**Written problem**
Please write out the material that follows, exactly as it stands.

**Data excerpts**
- - - - -
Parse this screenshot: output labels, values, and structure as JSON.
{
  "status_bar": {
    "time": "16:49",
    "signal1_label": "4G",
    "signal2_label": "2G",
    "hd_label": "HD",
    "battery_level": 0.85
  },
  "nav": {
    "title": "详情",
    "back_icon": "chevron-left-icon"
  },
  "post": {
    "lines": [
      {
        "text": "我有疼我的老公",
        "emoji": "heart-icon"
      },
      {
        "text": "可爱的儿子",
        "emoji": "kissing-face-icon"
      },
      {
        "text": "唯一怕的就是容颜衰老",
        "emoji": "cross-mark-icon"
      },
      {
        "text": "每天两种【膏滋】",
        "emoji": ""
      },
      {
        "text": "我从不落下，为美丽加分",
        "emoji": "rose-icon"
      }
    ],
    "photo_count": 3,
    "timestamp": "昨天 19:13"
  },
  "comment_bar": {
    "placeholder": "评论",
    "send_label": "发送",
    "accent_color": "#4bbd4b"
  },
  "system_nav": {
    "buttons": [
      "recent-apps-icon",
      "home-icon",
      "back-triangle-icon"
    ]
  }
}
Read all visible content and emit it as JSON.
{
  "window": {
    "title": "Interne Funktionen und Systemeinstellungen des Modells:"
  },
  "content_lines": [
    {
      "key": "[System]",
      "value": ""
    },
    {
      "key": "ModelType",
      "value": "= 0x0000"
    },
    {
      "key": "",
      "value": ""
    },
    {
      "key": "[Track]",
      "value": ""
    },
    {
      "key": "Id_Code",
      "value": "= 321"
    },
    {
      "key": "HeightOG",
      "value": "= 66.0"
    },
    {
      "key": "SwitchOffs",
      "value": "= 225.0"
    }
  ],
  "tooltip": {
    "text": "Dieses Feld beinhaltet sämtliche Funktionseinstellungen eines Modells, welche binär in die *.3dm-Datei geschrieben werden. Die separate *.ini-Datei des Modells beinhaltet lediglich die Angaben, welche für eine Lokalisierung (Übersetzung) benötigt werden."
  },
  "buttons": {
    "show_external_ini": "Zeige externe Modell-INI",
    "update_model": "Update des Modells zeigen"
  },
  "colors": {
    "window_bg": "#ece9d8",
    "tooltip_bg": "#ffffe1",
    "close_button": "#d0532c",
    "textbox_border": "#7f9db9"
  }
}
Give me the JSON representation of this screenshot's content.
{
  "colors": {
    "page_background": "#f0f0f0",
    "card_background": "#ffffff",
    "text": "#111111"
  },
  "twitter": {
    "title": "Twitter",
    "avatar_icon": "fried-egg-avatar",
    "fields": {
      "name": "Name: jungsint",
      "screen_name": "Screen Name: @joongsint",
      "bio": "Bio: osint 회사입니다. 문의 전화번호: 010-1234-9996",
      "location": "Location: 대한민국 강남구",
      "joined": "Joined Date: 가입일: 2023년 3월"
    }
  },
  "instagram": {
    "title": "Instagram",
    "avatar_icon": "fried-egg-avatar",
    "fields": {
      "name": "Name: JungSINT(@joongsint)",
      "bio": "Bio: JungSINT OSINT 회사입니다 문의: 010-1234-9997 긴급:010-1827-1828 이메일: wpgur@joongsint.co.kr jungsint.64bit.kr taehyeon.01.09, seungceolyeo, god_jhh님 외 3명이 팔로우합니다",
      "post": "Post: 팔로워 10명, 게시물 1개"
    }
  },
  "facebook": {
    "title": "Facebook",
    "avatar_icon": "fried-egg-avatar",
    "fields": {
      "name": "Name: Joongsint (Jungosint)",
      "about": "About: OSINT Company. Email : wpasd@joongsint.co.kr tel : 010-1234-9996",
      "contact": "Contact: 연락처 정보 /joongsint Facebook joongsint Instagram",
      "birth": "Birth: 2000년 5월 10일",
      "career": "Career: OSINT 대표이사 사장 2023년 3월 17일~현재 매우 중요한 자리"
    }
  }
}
- - - - -
**Result of this task**
Parse this screenshot: output labels, values, and structure as JSON.
{
  "status_bar": {
    "time": "16:49",
    "signal1_label": "4G",
    "signal2_label": "2G",
    "hd_label": "HD",
    "battery_level": 0.85
  },
  "nav": {
    "title": "详情",
    "back_icon": "chevron-left-icon"
  },
  "post": {
    "lines": [
      {
        "text": "我有疼我的老公",
        "emoji": "heart-icon"
      },
      {
        "text": "可爱的儿子",
        "emoji": "kissing-face-icon"
      },
      {
        "text": "唯一怕的就是容颜衰老",
        "emoji": "cross-mark-icon"
      },
      {
        "text": "每天两种【膏滋】",
        "emoji": ""
      },
      {
        "text": "我从不落下，为美丽加分",
        "emoji": "rose-icon"
      }
    ],
    "photo_count": 3,
    "timestamp": "昨天 19:13"
  },
  "comment_bar": {
    "placeholder": "评论",
    "send_label": "发送",
    "accent_color": "#4bbd4b"
  },
  "system_nav": {
    "buttons": [
      "recent-apps-icon",
      "home-icon",
      "back-triangle-icon"
    ]
  }
}
Read all visible content and emit it as JSON.
{
  "window": {
    "title": "Interne Funktionen und Systemeinstellungen des Modells:"
  },
  "content_lines": [
    {
      "key": "[System]",
      "value": ""
    },
    {
      "key": "ModelType",
      "value": "= 0x0000"
    },
    {
      "key": "",
      "value": ""
    },
    {
      "key": "[Track]",
      "value": ""
    },
    {
      "key": "Id_Code",
      "value": "= 321"
    },
    {
      "key": "HeightOG",
      "value": "= 66.0"
    },
    {
      "key": "SwitchOffs",
      "value": "= 225.0"
    }
  ],
  "tooltip": {
    "text": "Dieses Feld beinhaltet sämtliche Funktionseinstellungen eines Modells, welche binär in die *.3dm-Datei geschrieben werden. Die separate *.ini-Datei des Modells beinhaltet lediglich die Angaben, welche für eine Lokalisierung (Übersetzung) benötigt werden."
  },
  "buttons": {
    "show_external_ini": "Zeige externe Modell-INI",
    "update_model": "Update des Modells zeigen"
  },
  "colors": {
    "window_bg": "#ece9d8",
    "tooltip_bg": "#ffffe1",
    "close_button": "#d0532c",
    "textbox_border": "#7f9db9"
  }
}
Give me the JSON representation of this screenshot's content.
{
  "colors": {
    "page_background": "#f0f0f0",
    "card_background": "#ffffff",
    "text": "#111111"
  },
  "twitter": {
    "title": "Twitter",
    "avatar_icon": "fried-egg-avatar",
    "fields": {
      "name": "Name: jungsint",
      "screen_name": "Screen Name: @joongsint",
      "bio": "Bio: osint 회사입니다. 문의 전화번호: 010-1234-9996",
      "location": "Location: 대한민국 강남구",
      "joined": "Joined Date: 가입일: 2023년 3월"
    }
  },
  "instagram": {
    "title": "Instagram",
    "avatar_icon": "fried-egg-avatar",
    "fields": {
      "name": "Name: JungSINT(@joongsint)",
      "bio": "Bio: JungSINT OSINT 회사입니다 문의: 010-1234-9997 긴급:010-1827-1828 이메일: wpgur@joongsint.co.kr jungsint.64bit.kr taehyeon.01.09, seungceolyeo, god_jhh님 외 3명이 팔로우합니다",
      "post": "Post: 팔로워 10명, 게시물 1개"
    }
  },
  "facebook": {
    "title": "Facebook",
    "avatar_icon": "fried-egg-avatar",
    "fields": {
      "name": "Name: Joongsint (Jungosint)",
      "about": "About: OSINT Company. Email : wpasd@joongsint.co.kr tel : 010-1234-9996",
      "contact": "Contact: 연락처 정보 /joongsint Facebook joongsint Instagram",
      "birth": "Birth: 2000년 5월 10일",
      "career": "Career: OSINT 대표이사 사장 2023년 3월 17일~현재 매우 중요한 자리"
    }
  }
}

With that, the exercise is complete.